(Problem description) Within the material below, find each line bearing the word "percent" and present it.

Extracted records
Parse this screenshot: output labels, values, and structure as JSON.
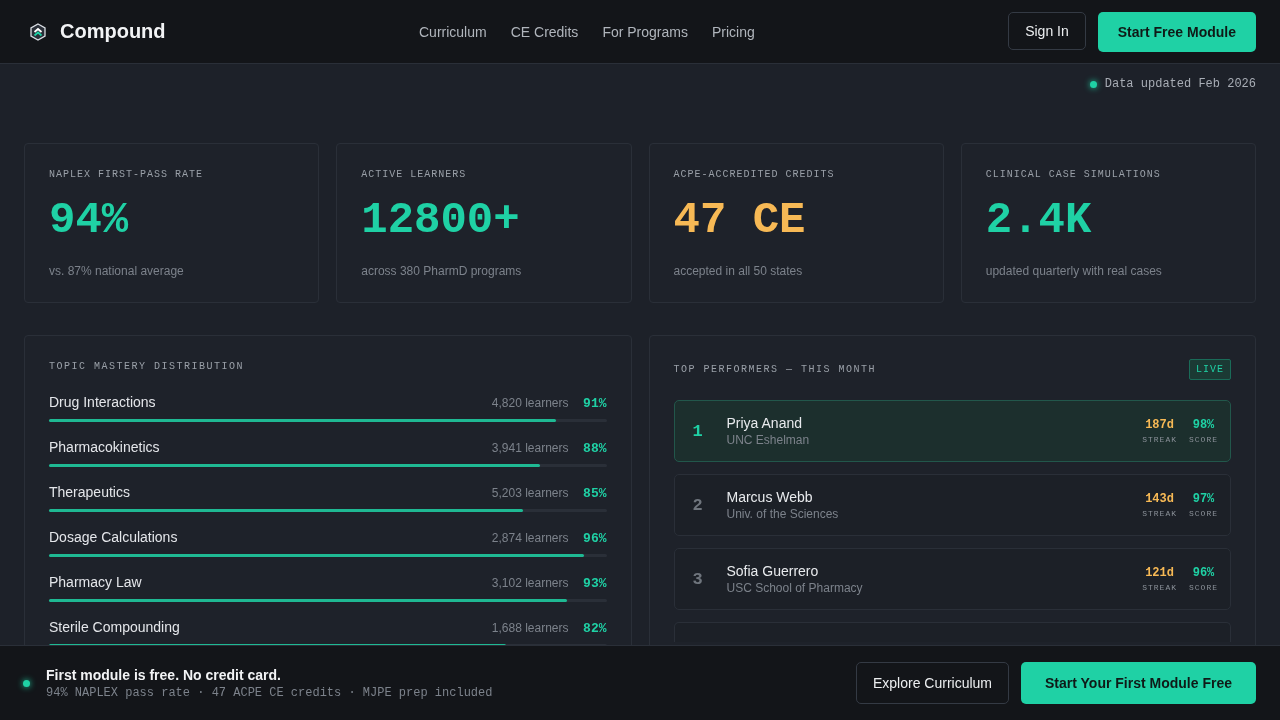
{
  "nav": {
    "brand": "Compound",
    "links": [
      "Curriculum",
      "CE Credits",
      "For Programs",
      "Pricing"
    ],
    "sign_in": "Sign In",
    "cta": "Start Free Module"
  },
  "hero": {
    "updated": "Data updated Feb 2026"
  },
  "stats": [
    {
      "label": "NAPLEX FIRST-PASS RATE",
      "value": "94%",
      "note": "vs. 87% national average",
      "color": "#1fd1a5"
    },
    {
      "label": "ACTIVE LEARNERS",
      "value": "12800+",
      "note": "across 380 PharmD programs",
      "color": "#1fd1a5"
    },
    {
      "label": "ACPE-ACCREDITED CREDITS",
      "value": "47 CE",
      "note": "accepted in all 50 states",
      "color": "#f7b955"
    },
    {
      "label": "CLINICAL CASE SIMULATIONS",
      "value": "2.4K",
      "note": "updated quarterly with real cases",
      "color": "#1fd1a5"
    }
  ],
  "mastery": {
    "title": "TOPIC MASTERY DISTRIBUTION",
    "topics": [
      {
        "name": "Drug Interactions",
        "learners": "4,820 learners",
        "percent": "91%",
        "level": 0.91
      },
      {
        "name": "Pharmacokinetics",
        "learners": "3,941 learners",
        "percent": "88%",
        "level": 0.88
      },
      {
        "name": "Therapeutics",
        "learners": "5,203 learners",
        "percent": "85%",
        "level": 0.85
      },
      {
        "name": "Dosage Calculations",
        "learners": "2,874 learners",
        "percent": "96%",
        "level": 0.96
      },
      {
        "name": "Pharmacy Law",
        "learners": "3,102 learners",
        "percent": "93%",
        "level": 0.93
      },
      {
        "name": "Sterile Compounding",
        "learners": "1,688 learners",
        "percent": "82%",
        "level": 0.82
      }
    ]
  },
  "performers": {
    "title": "TOP PERFORMERS — THIS MONTH",
    "badge": "LIVE",
    "rows": [
      {
        "rank": "1",
        "name": "Priya Anand",
        "school": "UNC Eshelman",
        "streak": "187d",
        "streak_label": "STREAK",
        "score": "98%",
        "score_label": "SCORE",
        "selected": true
      },
      {
        "rank": "2",
        "name": "Marcus Webb",
        "school": "Univ. of the Sciences",
        "streak": "143d",
        "streak_label": "STREAK",
        "score": "97%",
        "score_label": "SCORE",
        "selected": false
      },
      {
        "rank": "3",
        "name": "Sofia Guerrero",
        "school": "USC School of Pharmacy",
        "streak": "121d",
        "streak_label": "STREAK",
        "score": "96%",
        "score_label": "SCORE",
        "selected": false
      }
    ]
  },
  "footer": {
    "title": "First module is free. No credit card.",
    "subtitle": "94% NAPLEX pass rate · 47 ACPE CE credits · MJPE prep included",
    "secondary": "Explore Curriculum",
    "primary": "Start Your First Module Free"
  }
}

(Full response)
        "percent": "91%",
        "percent": "88%",
        "percent": "85%",
        "percent": "96%",
        "percent": "93%",
        "percent": "82%",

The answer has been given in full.